> Task instructions: Return all of the data exactly as given.

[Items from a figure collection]
────
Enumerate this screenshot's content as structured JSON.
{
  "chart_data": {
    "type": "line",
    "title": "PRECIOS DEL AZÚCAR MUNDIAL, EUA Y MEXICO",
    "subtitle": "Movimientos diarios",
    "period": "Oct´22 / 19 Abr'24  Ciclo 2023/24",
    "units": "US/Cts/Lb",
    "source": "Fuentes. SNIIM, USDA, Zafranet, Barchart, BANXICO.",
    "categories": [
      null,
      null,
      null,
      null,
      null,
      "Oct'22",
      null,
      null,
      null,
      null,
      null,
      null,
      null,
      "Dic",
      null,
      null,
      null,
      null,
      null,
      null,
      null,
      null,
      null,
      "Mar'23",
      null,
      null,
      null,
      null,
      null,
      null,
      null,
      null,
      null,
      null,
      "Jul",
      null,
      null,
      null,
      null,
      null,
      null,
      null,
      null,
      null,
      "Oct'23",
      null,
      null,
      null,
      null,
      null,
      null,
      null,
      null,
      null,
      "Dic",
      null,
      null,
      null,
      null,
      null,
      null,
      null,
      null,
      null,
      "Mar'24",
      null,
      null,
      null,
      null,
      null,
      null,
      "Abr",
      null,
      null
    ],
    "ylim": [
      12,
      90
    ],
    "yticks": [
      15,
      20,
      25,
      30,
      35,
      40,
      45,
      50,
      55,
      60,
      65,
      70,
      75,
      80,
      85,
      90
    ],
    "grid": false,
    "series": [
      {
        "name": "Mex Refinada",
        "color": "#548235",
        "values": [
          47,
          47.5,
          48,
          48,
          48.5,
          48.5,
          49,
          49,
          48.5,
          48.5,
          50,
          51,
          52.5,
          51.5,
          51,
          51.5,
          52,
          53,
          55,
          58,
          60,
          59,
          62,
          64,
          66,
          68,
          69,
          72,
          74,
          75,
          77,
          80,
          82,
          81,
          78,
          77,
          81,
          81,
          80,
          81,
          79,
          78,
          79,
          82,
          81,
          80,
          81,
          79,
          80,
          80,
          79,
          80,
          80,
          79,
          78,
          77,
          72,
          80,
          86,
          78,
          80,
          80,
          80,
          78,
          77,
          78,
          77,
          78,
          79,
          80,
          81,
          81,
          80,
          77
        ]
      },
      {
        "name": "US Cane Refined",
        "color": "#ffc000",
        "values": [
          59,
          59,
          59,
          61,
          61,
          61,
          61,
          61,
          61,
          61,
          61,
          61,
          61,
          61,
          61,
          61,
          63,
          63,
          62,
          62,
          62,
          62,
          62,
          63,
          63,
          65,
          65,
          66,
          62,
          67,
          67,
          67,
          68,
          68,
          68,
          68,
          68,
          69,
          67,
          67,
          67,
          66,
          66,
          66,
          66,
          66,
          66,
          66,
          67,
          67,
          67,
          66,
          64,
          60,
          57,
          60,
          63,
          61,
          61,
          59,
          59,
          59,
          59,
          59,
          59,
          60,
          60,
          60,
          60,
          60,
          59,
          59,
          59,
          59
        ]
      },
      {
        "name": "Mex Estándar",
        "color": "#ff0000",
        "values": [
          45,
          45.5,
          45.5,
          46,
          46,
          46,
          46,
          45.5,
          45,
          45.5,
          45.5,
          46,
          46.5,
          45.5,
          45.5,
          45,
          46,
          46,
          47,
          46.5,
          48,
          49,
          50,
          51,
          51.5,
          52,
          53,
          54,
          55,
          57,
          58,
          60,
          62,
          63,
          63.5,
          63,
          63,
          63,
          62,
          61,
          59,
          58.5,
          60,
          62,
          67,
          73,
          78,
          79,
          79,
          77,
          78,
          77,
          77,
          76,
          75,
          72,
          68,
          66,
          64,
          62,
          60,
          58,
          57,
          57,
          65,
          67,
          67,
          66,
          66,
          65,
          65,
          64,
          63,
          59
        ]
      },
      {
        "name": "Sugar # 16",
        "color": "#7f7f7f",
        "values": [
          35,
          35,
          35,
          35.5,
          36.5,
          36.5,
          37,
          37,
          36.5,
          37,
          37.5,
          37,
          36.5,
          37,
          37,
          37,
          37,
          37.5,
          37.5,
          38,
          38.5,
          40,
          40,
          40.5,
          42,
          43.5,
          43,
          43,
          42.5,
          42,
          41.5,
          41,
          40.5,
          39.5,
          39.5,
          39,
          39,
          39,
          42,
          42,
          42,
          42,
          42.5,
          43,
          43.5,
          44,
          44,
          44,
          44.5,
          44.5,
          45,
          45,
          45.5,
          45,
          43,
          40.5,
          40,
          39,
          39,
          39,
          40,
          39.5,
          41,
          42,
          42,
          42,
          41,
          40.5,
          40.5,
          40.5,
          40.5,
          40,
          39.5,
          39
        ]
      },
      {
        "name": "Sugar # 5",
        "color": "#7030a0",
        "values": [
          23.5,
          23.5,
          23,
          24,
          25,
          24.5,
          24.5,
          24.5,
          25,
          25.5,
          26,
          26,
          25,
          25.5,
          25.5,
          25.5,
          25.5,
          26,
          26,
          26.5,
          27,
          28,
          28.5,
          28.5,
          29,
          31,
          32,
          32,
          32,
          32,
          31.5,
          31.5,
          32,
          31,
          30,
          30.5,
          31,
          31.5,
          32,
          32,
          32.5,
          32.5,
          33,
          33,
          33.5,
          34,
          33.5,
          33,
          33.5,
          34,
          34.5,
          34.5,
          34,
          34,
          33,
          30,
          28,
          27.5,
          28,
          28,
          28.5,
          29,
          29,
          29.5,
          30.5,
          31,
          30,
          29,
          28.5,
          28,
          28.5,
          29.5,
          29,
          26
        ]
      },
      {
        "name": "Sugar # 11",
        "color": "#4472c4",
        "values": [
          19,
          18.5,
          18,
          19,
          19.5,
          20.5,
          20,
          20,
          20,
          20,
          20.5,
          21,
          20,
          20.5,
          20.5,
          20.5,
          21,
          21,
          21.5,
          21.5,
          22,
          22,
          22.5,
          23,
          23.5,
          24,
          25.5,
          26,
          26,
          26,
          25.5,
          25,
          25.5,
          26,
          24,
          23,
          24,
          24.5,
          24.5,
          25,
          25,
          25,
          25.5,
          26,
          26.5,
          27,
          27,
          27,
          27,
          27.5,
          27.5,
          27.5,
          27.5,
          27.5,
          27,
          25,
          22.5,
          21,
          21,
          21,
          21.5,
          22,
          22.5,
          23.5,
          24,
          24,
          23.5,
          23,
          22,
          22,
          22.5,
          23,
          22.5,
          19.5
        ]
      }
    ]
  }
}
────
> Solution to this task:
Enumerate this screenshot's content as structured JSON.
{
  "chart_data": {
    "type": "line",
    "title": "PRECIOS DEL AZÚCAR MUNDIAL, EUA Y MEXICO",
    "subtitle": "Movimientos diarios",
    "period": "Oct´22 / 19 Abr'24  Ciclo 2023/24",
    "units": "US/Cts/Lb",
    "source": "Fuentes. SNIIM, USDA, Zafranet, Barchart, BANXICO.",
    "categories": [
      null,
      null,
      null,
      null,
      null,
      "Oct'22",
      null,
      null,
      null,
      null,
      null,
      null,
      null,
      "Dic",
      null,
      null,
      null,
      null,
      null,
      null,
      null,
      null,
      null,
      "Mar'23",
      null,
      null,
      null,
      null,
      null,
      null,
      null,
      null,
      null,
      null,
      "Jul",
      null,
      null,
      null,
      null,
      null,
      null,
      null,
      null,
      null,
      "Oct'23",
      null,
      null,
      null,
      null,
      null,
      null,
      null,
      null,
      null,
      "Dic",
      null,
      null,
      null,
      null,
      null,
      null,
      null,
      null,
      null,
      "Mar'24",
      null,
      null,
      null,
      null,
      null,
      null,
      "Abr",
      null,
      null
    ],
    "ylim": [
      12,
      90
    ],
    "yticks": [
      15,
      20,
      25,
      30,
      35,
      40,
      45,
      50,
      55,
      60,
      65,
      70,
      75,
      80,
      85,
      90
    ],
    "grid": false,
    "series": [
      {
        "name": "Mex Refinada",
        "color": "#548235",
        "values": [
          47,
          47.5,
          48,
          48,
          48.5,
          48.5,
          49,
          49,
          48.5,
          48.5,
          50,
          51,
          52.5,
          51.5,
          51,
          51.5,
          52,
          53,
          55,
          58,
          60,
          59,
          62,
          64,
          66,
          68,
          69,
          72,
          74,
          75,
          77,
          80,
          82,
          81,
          78,
          77,
          81,
          81,
          80,
          81,
          79,
          78,
          79,
          82,
          81,
          80,
          81,
          79,
          80,
          80,
          79,
          80,
          80,
          79,
          78,
          77,
          72,
          80,
          86,
          78,
          80,
          80,
          80,
          78,
          77,
          78,
          77,
          78,
          79,
          80,
          81,
          81,
          80,
          77
        ]
      },
      {
        "name": "US Cane Refined",
        "color": "#ffc000",
        "values": [
          59,
          59,
          59,
          61,
          61,
          61,
          61,
          61,
          61,
          61,
          61,
          61,
          61,
          61,
          61,
          61,
          63,
          63,
          62,
          62,
          62,
          62,
          62,
          63,
          63,
          65,
          65,
          66,
          62,
          67,
          67,
          67,
          68,
          68,
          68,
          68,
          68,
          69,
          67,
          67,
          67,
          66,
          66,
          66,
          66,
          66,
          66,
          66,
          67,
          67,
          67,
          66,
          64,
          60,
          57,
          60,
          63,
          61,
          61,
          59,
          59,
          59,
          59,
          59,
          59,
          60,
          60,
          60,
          60,
          60,
          59,
          59,
          59,
          59
        ]
      },
      {
        "name": "Mex Estándar",
        "color": "#ff0000",
        "values": [
          45,
          45.5,
          45.5,
          46,
          46,
          46,
          46,
          45.5,
          45,
          45.5,
          45.5,
          46,
          46.5,
          45.5,
          45.5,
          45,
          46,
          46,
          47,
          46.5,
          48,
          49,
          50,
          51,
          51.5,
          52,
          53,
          54,
          55,
          57,
          58,
          60,
          62,
          63,
          63.5,
          63,
          63,
          63,
          62,
          61,
          59,
          58.5,
          60,
          62,
          67,
          73,
          78,
          79,
          79,
          77,
          78,
          77,
          77,
          76,
          75,
          72,
          68,
          66,
          64,
          62,
          60,
          58,
          57,
          57,
          65,
          67,
          67,
          66,
          66,
          65,
          65,
          64,
          63,
          59
        ]
      },
      {
        "name": "Sugar # 16",
        "color": "#7f7f7f",
        "values": [
          35,
          35,
          35,
          35.5,
          36.5,
          36.5,
          37,
          37,
          36.5,
          37,
          37.5,
          37,
          36.5,
          37,
          37,
          37,
          37,
          37.5,
          37.5,
          38,
          38.5,
          40,
          40,
          40.5,
          42,
          43.5,
          43,
          43,
          42.5,
          42,
          41.5,
          41,
          40.5,
          39.5,
          39.5,
          39,
          39,
          39,
          42,
          42,
          42,
          42,
          42.5,
          43,
          43.5,
          44,
          44,
          44,
          44.5,
          44.5,
          45,
          45,
          45.5,
          45,
          43,
          40.5,
          40,
          39,
          39,
          39,
          40,
          39.5,
          41,
          42,
          42,
          42,
          41,
          40.5,
          40.5,
          40.5,
          40.5,
          40,
          39.5,
          39
        ]
      },
      {
        "name": "Sugar # 5",
        "color": "#7030a0",
        "values": [
          23.5,
          23.5,
          23,
          24,
          25,
          24.5,
          24.5,
          24.5,
          25,
          25.5,
          26,
          26,
          25,
          25.5,
          25.5,
          25.5,
          25.5,
          26,
          26,
          26.5,
          27,
          28,
          28.5,
          28.5,
          29,
          31,
          32,
          32,
          32,
          32,
          31.5,
          31.5,
          32,
          31,
          30,
          30.5,
          31,
          31.5,
          32,
          32,
          32.5,
          32.5,
          33,
          33,
          33.5,
          34,
          33.5,
          33,
          33.5,
          34,
          34.5,
          34.5,
          34,
          34,
          33,
          30,
          28,
          27.5,
          28,
          28,
          28.5,
          29,
          29,
          29.5,
          30.5,
          31,
          30,
          29,
          28.5,
          28,
          28.5,
          29.5,
          29,
          26
        ]
      },
      {
        "name": "Sugar # 11",
        "color": "#4472c4",
        "values": [
          19,
          18.5,
          18,
          19,
          19.5,
          20.5,
          20,
          20,
          20,
          20,
          20.5,
          21,
          20,
          20.5,
          20.5,
          20.5,
          21,
          21,
          21.5,
          21.5,
          22,
          22,
          22.5,
          23,
          23.5,
          24,
          25.5,
          26,
          26,
          26,
          25.5,
          25,
          25.5,
          26,
          24,
          23,
          24,
          24.5,
          24.5,
          25,
          25,
          25,
          25.5,
          26,
          26.5,
          27,
          27,
          27,
          27,
          27.5,
          27.5,
          27.5,
          27.5,
          27.5,
          27,
          25,
          22.5,
          21,
          21,
          21,
          21.5,
          22,
          22.5,
          23.5,
          24,
          24,
          23.5,
          23,
          22,
          22,
          22.5,
          23,
          22.5,
          19.5
        ]
      }
    ]
  }
}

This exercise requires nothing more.